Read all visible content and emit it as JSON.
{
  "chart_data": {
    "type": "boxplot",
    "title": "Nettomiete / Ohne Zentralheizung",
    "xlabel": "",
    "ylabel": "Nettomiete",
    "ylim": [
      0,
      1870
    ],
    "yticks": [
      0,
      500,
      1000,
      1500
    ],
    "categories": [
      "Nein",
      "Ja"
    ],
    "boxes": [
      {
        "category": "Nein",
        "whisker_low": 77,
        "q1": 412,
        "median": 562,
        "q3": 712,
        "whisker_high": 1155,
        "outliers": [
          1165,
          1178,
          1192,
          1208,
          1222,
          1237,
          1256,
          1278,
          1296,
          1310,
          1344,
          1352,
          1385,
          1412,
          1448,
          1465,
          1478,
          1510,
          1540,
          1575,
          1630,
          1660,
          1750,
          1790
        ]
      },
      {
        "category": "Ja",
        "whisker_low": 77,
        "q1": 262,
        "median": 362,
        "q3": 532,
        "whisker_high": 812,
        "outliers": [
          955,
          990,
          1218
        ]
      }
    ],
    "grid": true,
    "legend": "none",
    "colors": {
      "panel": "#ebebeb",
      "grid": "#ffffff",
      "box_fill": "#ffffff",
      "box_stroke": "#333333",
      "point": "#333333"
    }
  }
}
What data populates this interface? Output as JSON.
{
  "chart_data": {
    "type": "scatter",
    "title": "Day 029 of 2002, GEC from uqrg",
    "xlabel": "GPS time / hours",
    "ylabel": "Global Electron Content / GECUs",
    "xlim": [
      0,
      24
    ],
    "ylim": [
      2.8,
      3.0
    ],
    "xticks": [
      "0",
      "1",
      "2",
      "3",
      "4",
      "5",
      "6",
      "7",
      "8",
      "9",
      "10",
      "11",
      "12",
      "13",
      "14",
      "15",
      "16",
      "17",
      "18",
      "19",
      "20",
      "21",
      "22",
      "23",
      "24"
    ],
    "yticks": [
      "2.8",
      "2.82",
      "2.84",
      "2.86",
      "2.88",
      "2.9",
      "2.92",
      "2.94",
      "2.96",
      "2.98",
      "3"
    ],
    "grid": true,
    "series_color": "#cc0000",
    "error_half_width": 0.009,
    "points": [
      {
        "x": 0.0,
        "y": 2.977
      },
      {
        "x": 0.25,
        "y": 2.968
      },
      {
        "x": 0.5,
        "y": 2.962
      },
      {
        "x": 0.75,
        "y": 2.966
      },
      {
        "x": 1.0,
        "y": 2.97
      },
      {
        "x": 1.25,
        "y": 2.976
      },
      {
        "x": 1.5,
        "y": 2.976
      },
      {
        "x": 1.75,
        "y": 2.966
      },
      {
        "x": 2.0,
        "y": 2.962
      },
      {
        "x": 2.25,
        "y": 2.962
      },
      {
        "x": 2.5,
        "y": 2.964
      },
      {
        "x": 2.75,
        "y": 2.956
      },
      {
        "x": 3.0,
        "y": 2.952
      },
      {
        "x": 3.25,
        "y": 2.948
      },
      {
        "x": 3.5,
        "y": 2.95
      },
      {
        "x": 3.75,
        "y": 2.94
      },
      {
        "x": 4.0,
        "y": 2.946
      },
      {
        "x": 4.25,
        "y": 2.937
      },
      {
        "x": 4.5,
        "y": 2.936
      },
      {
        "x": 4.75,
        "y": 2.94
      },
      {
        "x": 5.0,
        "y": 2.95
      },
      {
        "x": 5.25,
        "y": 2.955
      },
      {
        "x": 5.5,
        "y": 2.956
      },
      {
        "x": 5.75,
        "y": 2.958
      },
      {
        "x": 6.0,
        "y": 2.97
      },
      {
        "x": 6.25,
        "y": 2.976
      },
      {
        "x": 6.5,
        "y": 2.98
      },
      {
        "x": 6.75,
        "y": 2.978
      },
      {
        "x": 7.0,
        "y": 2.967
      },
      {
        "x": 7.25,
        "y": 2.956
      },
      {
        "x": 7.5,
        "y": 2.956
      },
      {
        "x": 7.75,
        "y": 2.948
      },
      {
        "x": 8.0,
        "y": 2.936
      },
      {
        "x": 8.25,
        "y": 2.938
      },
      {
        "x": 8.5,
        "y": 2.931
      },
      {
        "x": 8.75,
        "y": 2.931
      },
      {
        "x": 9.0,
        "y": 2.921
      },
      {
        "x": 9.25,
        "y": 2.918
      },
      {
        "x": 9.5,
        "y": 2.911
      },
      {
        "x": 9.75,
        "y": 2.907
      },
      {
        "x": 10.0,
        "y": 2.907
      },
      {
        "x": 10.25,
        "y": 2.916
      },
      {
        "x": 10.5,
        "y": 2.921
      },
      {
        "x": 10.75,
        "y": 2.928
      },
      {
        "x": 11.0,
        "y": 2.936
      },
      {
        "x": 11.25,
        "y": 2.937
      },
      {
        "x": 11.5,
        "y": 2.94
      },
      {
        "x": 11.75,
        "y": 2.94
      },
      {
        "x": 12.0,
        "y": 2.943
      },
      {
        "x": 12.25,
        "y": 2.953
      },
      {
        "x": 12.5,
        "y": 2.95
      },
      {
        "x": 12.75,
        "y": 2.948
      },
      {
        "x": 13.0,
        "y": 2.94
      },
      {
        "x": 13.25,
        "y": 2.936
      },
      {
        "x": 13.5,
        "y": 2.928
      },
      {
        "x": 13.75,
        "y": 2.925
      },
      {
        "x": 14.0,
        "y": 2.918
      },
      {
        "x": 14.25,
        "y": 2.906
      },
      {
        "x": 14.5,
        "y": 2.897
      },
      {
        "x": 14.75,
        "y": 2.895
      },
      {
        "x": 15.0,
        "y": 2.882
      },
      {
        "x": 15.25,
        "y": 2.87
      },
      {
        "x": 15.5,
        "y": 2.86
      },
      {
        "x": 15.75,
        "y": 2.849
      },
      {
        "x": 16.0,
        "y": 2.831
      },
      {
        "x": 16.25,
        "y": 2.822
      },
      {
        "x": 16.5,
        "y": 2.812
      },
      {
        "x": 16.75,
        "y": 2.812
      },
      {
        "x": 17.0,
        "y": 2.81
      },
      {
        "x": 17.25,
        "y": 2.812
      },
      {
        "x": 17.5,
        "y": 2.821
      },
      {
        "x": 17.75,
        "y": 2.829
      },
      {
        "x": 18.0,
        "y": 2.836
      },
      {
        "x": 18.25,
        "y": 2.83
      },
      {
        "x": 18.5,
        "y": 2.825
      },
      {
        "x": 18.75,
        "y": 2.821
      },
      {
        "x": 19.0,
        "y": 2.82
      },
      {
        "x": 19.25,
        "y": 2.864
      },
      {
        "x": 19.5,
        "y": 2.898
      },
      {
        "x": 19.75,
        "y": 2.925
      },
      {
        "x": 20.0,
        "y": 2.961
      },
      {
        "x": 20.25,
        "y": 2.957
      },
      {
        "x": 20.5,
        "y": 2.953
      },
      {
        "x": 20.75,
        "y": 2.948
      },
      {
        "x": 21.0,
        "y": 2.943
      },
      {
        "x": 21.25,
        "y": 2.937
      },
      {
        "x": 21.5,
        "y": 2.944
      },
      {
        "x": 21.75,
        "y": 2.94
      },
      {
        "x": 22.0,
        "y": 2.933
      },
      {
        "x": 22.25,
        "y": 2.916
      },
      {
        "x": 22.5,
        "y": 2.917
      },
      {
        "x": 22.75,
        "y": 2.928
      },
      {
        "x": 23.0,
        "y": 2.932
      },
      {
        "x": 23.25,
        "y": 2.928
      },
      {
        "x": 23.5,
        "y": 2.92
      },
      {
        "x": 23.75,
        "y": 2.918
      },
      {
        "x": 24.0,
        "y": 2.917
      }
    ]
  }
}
══════════════════════════════
Gather all the lines that include the word "JSON" and copy them out.

*Solution*.
Read all visible content and emit it as JSON.
What data populates this interface? Output as JSON.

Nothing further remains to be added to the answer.